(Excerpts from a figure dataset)
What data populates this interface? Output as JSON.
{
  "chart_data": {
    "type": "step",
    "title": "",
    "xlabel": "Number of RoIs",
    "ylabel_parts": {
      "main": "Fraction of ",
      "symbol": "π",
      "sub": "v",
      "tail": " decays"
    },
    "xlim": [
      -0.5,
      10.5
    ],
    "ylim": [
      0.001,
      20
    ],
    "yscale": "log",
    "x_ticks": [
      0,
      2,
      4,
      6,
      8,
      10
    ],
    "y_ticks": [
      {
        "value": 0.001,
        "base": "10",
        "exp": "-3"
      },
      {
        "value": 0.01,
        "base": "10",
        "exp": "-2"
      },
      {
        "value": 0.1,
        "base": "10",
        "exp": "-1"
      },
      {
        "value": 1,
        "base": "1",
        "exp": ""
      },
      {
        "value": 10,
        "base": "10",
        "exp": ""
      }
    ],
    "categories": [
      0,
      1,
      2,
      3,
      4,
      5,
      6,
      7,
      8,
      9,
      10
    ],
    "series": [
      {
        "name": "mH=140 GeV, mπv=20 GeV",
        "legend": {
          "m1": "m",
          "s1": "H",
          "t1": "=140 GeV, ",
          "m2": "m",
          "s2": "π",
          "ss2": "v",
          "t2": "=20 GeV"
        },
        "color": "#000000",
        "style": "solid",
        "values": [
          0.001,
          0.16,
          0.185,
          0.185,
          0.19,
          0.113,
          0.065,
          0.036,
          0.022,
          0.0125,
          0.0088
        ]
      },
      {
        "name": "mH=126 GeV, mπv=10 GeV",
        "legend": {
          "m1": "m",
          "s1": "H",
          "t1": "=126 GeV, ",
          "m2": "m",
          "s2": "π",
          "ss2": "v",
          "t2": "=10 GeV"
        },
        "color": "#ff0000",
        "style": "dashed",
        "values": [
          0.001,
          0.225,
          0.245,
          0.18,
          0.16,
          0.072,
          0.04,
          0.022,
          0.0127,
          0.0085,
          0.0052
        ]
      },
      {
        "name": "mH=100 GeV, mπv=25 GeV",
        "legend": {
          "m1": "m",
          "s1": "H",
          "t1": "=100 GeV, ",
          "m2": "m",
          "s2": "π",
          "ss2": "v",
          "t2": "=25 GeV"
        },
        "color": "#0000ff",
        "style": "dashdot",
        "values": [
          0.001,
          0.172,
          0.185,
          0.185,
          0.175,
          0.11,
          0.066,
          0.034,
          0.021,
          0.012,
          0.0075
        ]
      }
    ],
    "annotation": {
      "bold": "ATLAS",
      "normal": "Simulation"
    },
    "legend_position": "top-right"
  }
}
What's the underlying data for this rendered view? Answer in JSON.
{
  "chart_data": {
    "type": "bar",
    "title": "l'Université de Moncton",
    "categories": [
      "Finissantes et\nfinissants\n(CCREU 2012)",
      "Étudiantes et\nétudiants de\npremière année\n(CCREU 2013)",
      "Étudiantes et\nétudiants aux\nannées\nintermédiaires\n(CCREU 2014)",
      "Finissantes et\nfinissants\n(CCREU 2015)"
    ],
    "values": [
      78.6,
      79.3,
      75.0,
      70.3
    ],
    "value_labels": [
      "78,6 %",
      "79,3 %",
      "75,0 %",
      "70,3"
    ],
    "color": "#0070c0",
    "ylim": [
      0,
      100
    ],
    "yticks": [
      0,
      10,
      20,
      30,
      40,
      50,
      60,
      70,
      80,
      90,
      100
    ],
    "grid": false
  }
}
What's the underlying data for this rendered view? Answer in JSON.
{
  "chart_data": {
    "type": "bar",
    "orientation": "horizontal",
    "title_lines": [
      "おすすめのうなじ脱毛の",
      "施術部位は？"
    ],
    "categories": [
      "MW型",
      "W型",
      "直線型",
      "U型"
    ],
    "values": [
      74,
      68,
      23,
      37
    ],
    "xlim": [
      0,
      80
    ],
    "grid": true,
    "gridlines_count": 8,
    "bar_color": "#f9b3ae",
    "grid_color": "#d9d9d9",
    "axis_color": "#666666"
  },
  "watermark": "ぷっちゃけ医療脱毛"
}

DIRECTIONS: The lines above should be duplicated exactly.

REPLY:
What data populates this interface? Output as JSON.
{
  "chart_data": {
    "type": "step",
    "title": "",
    "xlabel": "Number of RoIs",
    "ylabel_parts": {
      "main": "Fraction of ",
      "symbol": "π",
      "sub": "v",
      "tail": " decays"
    },
    "xlim": [
      -0.5,
      10.5
    ],
    "ylim": [
      0.001,
      20
    ],
    "yscale": "log",
    "x_ticks": [
      0,
      2,
      4,
      6,
      8,
      10
    ],
    "y_ticks": [
      {
        "value": 0.001,
        "base": "10",
        "exp": "-3"
      },
      {
        "value": 0.01,
        "base": "10",
        "exp": "-2"
      },
      {
        "value": 0.1,
        "base": "10",
        "exp": "-1"
      },
      {
        "value": 1,
        "base": "1",
        "exp": ""
      },
      {
        "value": 10,
        "base": "10",
        "exp": ""
      }
    ],
    "categories": [
      0,
      1,
      2,
      3,
      4,
      5,
      6,
      7,
      8,
      9,
      10
    ],
    "series": [
      {
        "name": "mH=140 GeV, mπv=20 GeV",
        "legend": {
          "m1": "m",
          "s1": "H",
          "t1": "=140 GeV, ",
          "m2": "m",
          "s2": "π",
          "ss2": "v",
          "t2": "=20 GeV"
        },
        "color": "#000000",
        "style": "solid",
        "values": [
          0.001,
          0.16,
          0.185,
          0.185,
          0.19,
          0.113,
          0.065,
          0.036,
          0.022,
          0.0125,
          0.0088
        ]
      },
      {
        "name": "mH=126 GeV, mπv=10 GeV",
        "legend": {
          "m1": "m",
          "s1": "H",
          "t1": "=126 GeV, ",
          "m2": "m",
          "s2": "π",
          "ss2": "v",
          "t2": "=10 GeV"
        },
        "color": "#ff0000",
        "style": "dashed",
        "values": [
          0.001,
          0.225,
          0.245,
          0.18,
          0.16,
          0.072,
          0.04,
          0.022,
          0.0127,
          0.0085,
          0.0052
        ]
      },
      {
        "name": "mH=100 GeV, mπv=25 GeV",
        "legend": {
          "m1": "m",
          "s1": "H",
          "t1": "=100 GeV, ",
          "m2": "m",
          "s2": "π",
          "ss2": "v",
          "t2": "=25 GeV"
        },
        "color": "#0000ff",
        "style": "dashdot",
        "values": [
          0.001,
          0.172,
          0.185,
          0.185,
          0.175,
          0.11,
          0.066,
          0.034,
          0.021,
          0.012,
          0.0075
        ]
      }
    ],
    "annotation": {
      "bold": "ATLAS",
      "normal": "Simulation"
    },
    "legend_position": "top-right"
  }
}
What's the underlying data for this rendered view? Answer in JSON.
{
  "chart_data": {
    "type": "bar",
    "title": "l'Université de Moncton",
    "categories": [
      "Finissantes et\nfinissants\n(CCREU 2012)",
      "Étudiantes et\nétudiants de\npremière année\n(CCREU 2013)",
      "Étudiantes et\nétudiants aux\nannées\nintermédiaires\n(CCREU 2014)",
      "Finissantes et\nfinissants\n(CCREU 2015)"
    ],
    "values": [
      78.6,
      79.3,
      75.0,
      70.3
    ],
    "value_labels": [
      "78,6 %",
      "79,3 %",
      "75,0 %",
      "70,3"
    ],
    "color": "#0070c0",
    "ylim": [
      0,
      100
    ],
    "yticks": [
      0,
      10,
      20,
      30,
      40,
      50,
      60,
      70,
      80,
      90,
      100
    ],
    "grid": false
  }
}
What's the underlying data for this rendered view? Answer in JSON.
{
  "chart_data": {
    "type": "bar",
    "orientation": "horizontal",
    "title_lines": [
      "おすすめのうなじ脱毛の",
      "施術部位は？"
    ],
    "categories": [
      "MW型",
      "W型",
      "直線型",
      "U型"
    ],
    "values": [
      74,
      68,
      23,
      37
    ],
    "xlim": [
      0,
      80
    ],
    "grid": true,
    "gridlines_count": 8,
    "bar_color": "#f9b3ae",
    "grid_color": "#d9d9d9",
    "axis_color": "#666666"
  },
  "watermark": "ぷっちゃけ医療脱毛"
}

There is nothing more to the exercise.